▶ DATA SUPPLIED
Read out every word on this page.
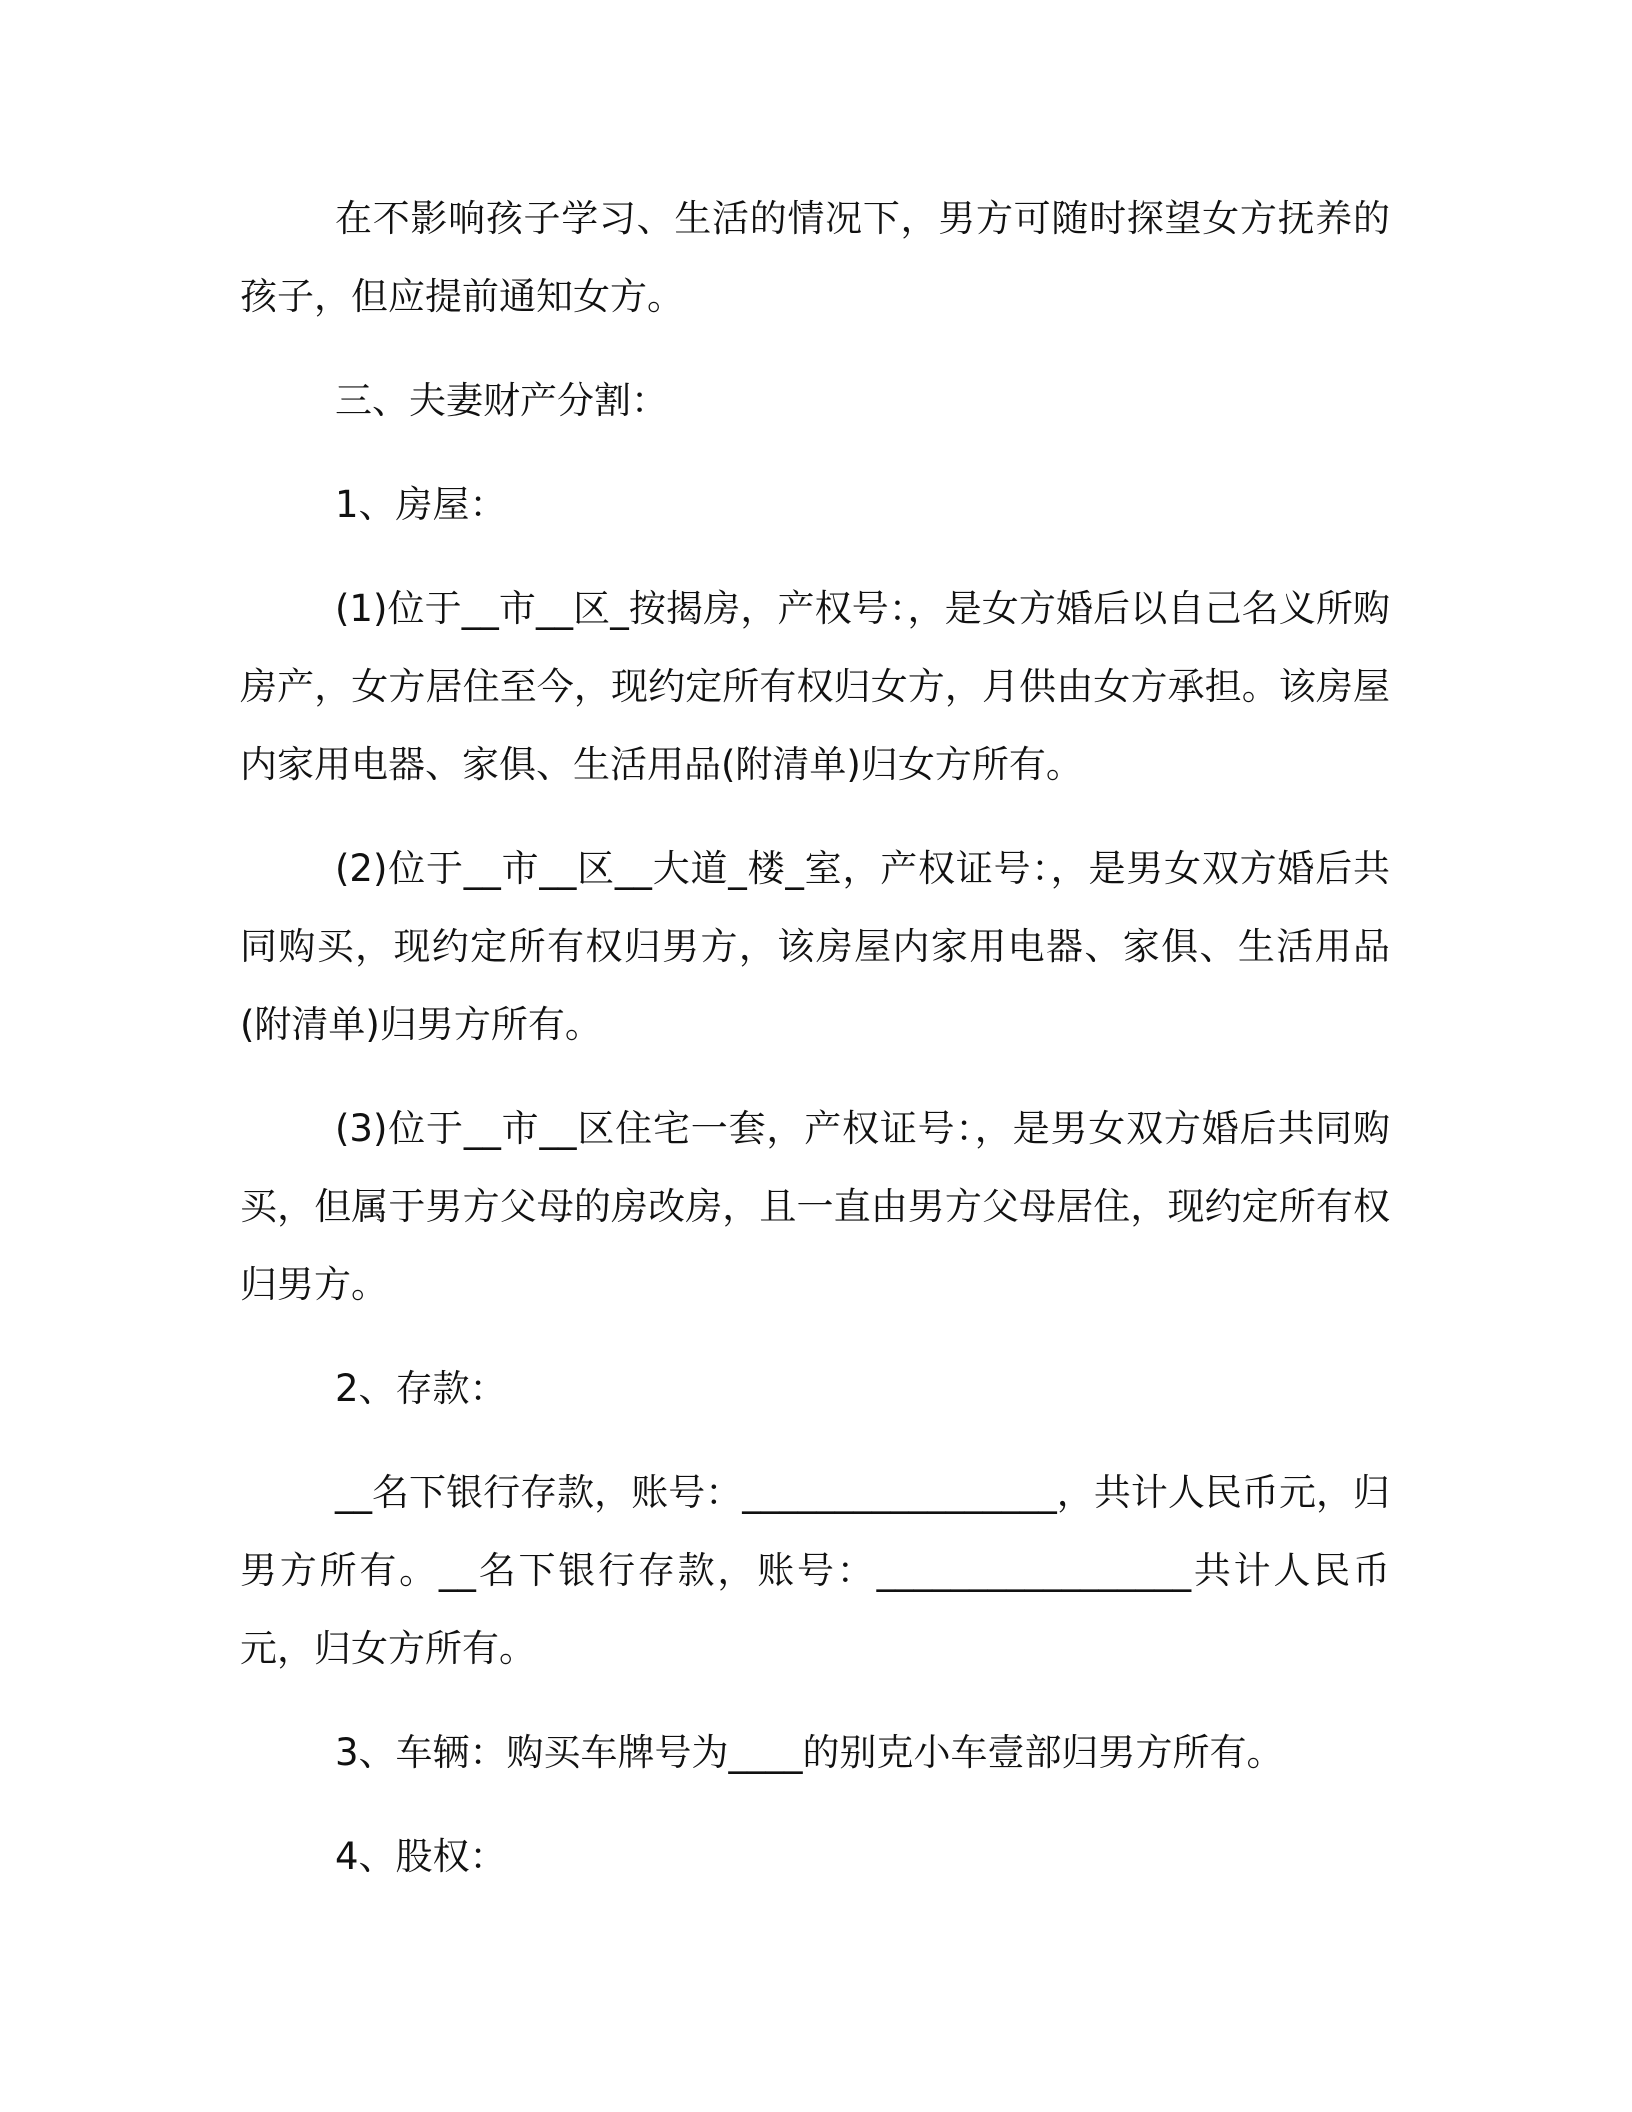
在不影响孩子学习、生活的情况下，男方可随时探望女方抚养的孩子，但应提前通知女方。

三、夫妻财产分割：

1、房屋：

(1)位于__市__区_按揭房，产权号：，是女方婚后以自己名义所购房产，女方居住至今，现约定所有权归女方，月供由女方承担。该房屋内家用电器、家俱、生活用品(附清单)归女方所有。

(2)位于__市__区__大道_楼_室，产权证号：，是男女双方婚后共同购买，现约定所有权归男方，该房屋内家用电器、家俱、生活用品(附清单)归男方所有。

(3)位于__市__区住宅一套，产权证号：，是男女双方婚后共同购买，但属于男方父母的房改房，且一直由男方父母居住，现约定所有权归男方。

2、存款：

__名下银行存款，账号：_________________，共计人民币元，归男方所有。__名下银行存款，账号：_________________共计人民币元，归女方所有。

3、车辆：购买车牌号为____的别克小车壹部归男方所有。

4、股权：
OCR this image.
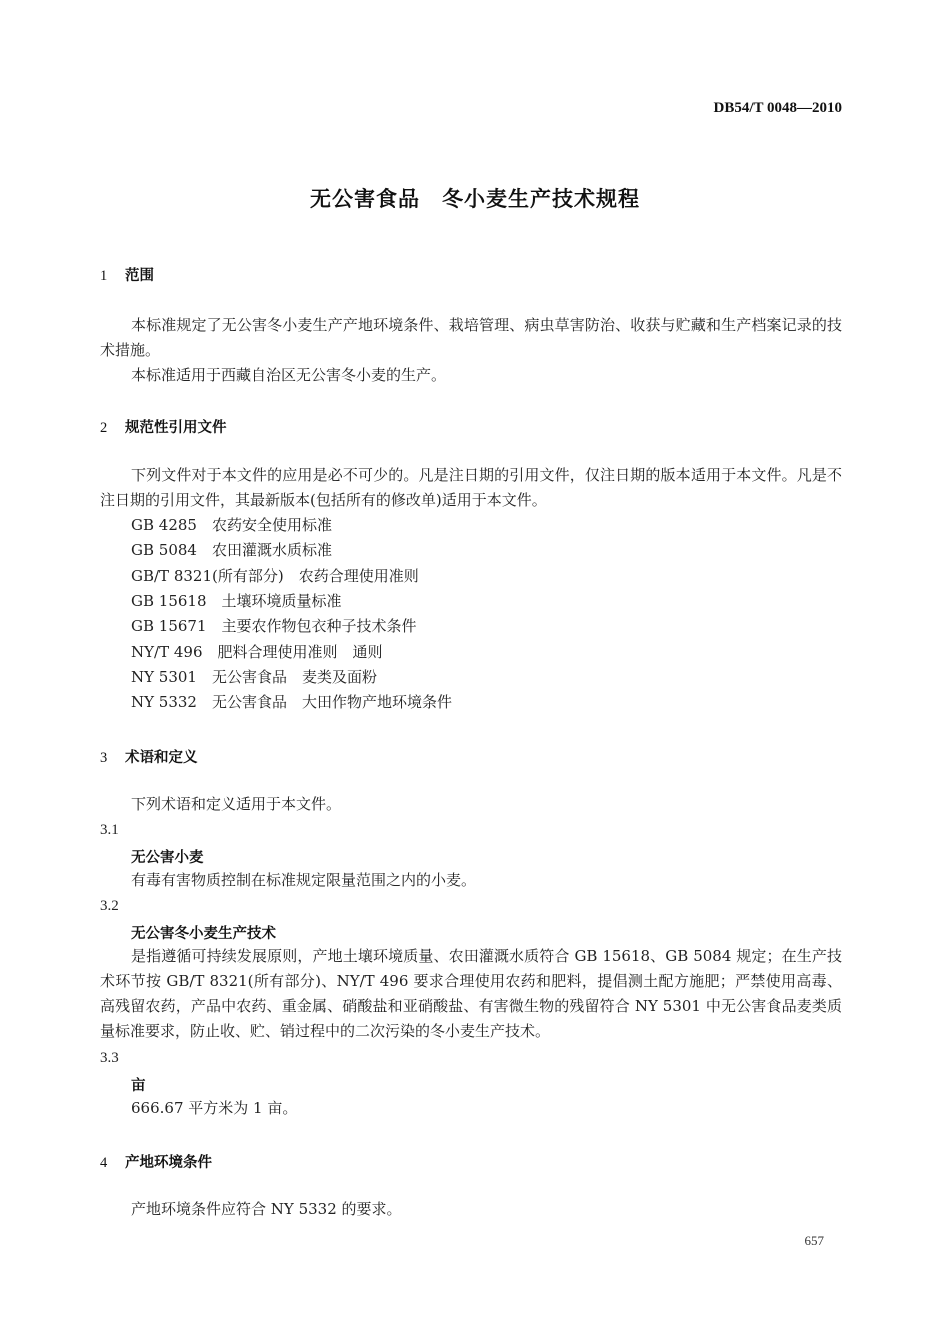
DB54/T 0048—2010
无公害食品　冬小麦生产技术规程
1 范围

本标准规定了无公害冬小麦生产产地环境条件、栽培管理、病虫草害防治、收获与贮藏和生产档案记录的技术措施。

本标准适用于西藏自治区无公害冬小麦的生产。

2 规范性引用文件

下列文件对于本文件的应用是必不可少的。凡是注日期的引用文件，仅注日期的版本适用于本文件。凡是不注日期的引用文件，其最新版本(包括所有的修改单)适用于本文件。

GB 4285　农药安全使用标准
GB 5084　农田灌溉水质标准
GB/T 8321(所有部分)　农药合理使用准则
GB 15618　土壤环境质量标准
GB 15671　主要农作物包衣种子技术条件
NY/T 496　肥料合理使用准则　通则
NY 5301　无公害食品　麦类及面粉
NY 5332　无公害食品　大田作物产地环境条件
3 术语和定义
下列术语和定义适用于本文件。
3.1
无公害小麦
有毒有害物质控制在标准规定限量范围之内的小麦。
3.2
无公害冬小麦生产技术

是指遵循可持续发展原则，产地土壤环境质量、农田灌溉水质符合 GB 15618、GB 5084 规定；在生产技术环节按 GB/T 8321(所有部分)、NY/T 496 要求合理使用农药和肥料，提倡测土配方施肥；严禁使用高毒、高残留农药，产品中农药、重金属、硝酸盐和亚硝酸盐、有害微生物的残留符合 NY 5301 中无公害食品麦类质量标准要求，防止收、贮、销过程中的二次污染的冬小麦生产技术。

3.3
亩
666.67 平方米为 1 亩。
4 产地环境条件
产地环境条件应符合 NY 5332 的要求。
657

▶ WHAT YOU HAVE TO DO
Write out each entry exactly as given, omitting any picture.

▶ ANSWER TO THIS PROBLEM
Read out every word on this page.
在不影响孩子学习、生活的情况下，男方可随时探望女方抚养的孩子，但应提前通知女方。

三、夫妻财产分割：

1、房屋：

(1)位于__市__区_按揭房，产权号：，是女方婚后以自己名义所购房产，女方居住至今，现约定所有权归女方，月供由女方承担。该房屋内家用电器、家俱、生活用品(附清单)归女方所有。

(2)位于__市__区__大道_楼_室，产权证号：，是男女双方婚后共同购买，现约定所有权归男方，该房屋内家用电器、家俱、生活用品(附清单)归男方所有。

(3)位于__市__区住宅一套，产权证号：，是男女双方婚后共同购买，但属于男方父母的房改房，且一直由男方父母居住，现约定所有权归男方。

2、存款：

__名下银行存款，账号：_________________，共计人民币元，归男方所有。__名下银行存款，账号：_________________共计人民币元，归女方所有。

3、车辆：购买车牌号为____的别克小车壹部归男方所有。

4、股权：
OCR this image.
DB54/T 0048—2010
无公害食品　冬小麦生产技术规程
1 范围

本标准规定了无公害冬小麦生产产地环境条件、栽培管理、病虫草害防治、收获与贮藏和生产档案记录的技术措施。

本标准适用于西藏自治区无公害冬小麦的生产。

2 规范性引用文件

下列文件对于本文件的应用是必不可少的。凡是注日期的引用文件，仅注日期的版本适用于本文件。凡是不注日期的引用文件，其最新版本(包括所有的修改单)适用于本文件。

GB 4285　农药安全使用标准
GB 5084　农田灌溉水质标准
GB/T 8321(所有部分)　农药合理使用准则
GB 15618　土壤环境质量标准
GB 15671　主要农作物包衣种子技术条件
NY/T 496　肥料合理使用准则　通则
NY 5301　无公害食品　麦类及面粉
NY 5332　无公害食品　大田作物产地环境条件
3 术语和定义
下列术语和定义适用于本文件。
3.1
无公害小麦
有毒有害物质控制在标准规定限量范围之内的小麦。
3.2
无公害冬小麦生产技术

是指遵循可持续发展原则，产地土壤环境质量、农田灌溉水质符合 GB 15618、GB 5084 规定；在生产技术环节按 GB/T 8321(所有部分)、NY/T 496 要求合理使用农药和肥料，提倡测土配方施肥；严禁使用高毒、高残留农药，产品中农药、重金属、硝酸盐和亚硝酸盐、有害微生物的残留符合 NY 5301 中无公害食品麦类质量标准要求，防止收、贮、销过程中的二次污染的冬小麦生产技术。

3.3
亩
666.67 平方米为 1 亩。
4 产地环境条件
产地环境条件应符合 NY 5332 的要求。
657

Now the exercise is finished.